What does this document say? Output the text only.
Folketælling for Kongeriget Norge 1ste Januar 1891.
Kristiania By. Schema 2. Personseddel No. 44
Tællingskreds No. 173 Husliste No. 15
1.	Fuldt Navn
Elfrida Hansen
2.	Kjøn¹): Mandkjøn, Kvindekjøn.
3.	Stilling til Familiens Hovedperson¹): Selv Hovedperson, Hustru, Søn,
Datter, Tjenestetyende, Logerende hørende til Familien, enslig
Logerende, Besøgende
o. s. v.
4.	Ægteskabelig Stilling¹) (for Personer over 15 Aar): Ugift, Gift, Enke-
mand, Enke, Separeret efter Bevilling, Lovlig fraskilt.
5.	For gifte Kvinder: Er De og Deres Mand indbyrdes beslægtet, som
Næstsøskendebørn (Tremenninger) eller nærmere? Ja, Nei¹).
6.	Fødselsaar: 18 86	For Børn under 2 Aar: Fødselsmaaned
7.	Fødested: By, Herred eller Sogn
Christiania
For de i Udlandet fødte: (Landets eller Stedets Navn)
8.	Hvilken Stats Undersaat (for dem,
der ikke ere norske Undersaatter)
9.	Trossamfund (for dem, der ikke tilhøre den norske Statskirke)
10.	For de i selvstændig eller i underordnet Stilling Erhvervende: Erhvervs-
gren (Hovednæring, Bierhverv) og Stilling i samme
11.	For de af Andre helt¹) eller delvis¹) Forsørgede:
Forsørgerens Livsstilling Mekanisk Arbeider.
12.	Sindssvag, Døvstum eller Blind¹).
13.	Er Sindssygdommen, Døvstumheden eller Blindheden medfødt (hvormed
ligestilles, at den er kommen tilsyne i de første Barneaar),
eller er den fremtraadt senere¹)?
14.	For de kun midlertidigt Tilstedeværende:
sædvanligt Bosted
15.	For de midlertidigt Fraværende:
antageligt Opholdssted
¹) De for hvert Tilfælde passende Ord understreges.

_____

To be done>
Write out the material from the first line to the last, exactly.

Full answer>
What does this document say? Output the text only.
Folketælling for Kongeriget Norge 1ste Januar 1891.
Kristiania By. Schema 2. Personseddel No. 44
Tællingskreds No. 173 Husliste No. 15
1.	Fuldt Navn
Elfrida Hansen
2.	Kjøn¹): Mandkjøn, Kvindekjøn.
3.	Stilling til Familiens Hovedperson¹): Selv Hovedperson, Hustru, Søn,
Datter, Tjenestetyende, Logerende hørende til Familien, enslig
Logerende, Besøgende
o. s. v.
4.	Ægteskabelig Stilling¹) (for Personer over 15 Aar): Ugift, Gift, Enke-
mand, Enke, Separeret efter Bevilling, Lovlig fraskilt.
5.	For gifte Kvinder: Er De og Deres Mand indbyrdes beslægtet, som
Næstsøskendebørn (Tremenninger) eller nærmere? Ja, Nei¹).
6.	Fødselsaar: 18 86	For Børn under 2 Aar: Fødselsmaaned
7.	Fødested: By, Herred eller Sogn
Christiania
For de i Udlandet fødte: (Landets eller Stedets Navn)
8.	Hvilken Stats Undersaat (for dem,
der ikke ere norske Undersaatter)
9.	Trossamfund (for dem, der ikke tilhøre den norske Statskirke)
10.	For de i selvstændig eller i underordnet Stilling Erhvervende: Erhvervs-
gren (Hovednæring, Bierhverv) og Stilling i samme
11.	For de af Andre helt¹) eller delvis¹) Forsørgede:
Forsørgerens Livsstilling Mekanisk Arbeider.
12.	Sindssvag, Døvstum eller Blind¹).
13.	Er Sindssygdommen, Døvstumheden eller Blindheden medfødt (hvormed
ligestilles, at den er kommen tilsyne i de første Barneaar),
eller er den fremtraadt senere¹)?
14.	For de kun midlertidigt Tilstedeværende:
sædvanligt Bosted
15.	For de midlertidigt Fraværende:
antageligt Opholdssted
¹) De for hvert Tilfælde passende Ord understreges.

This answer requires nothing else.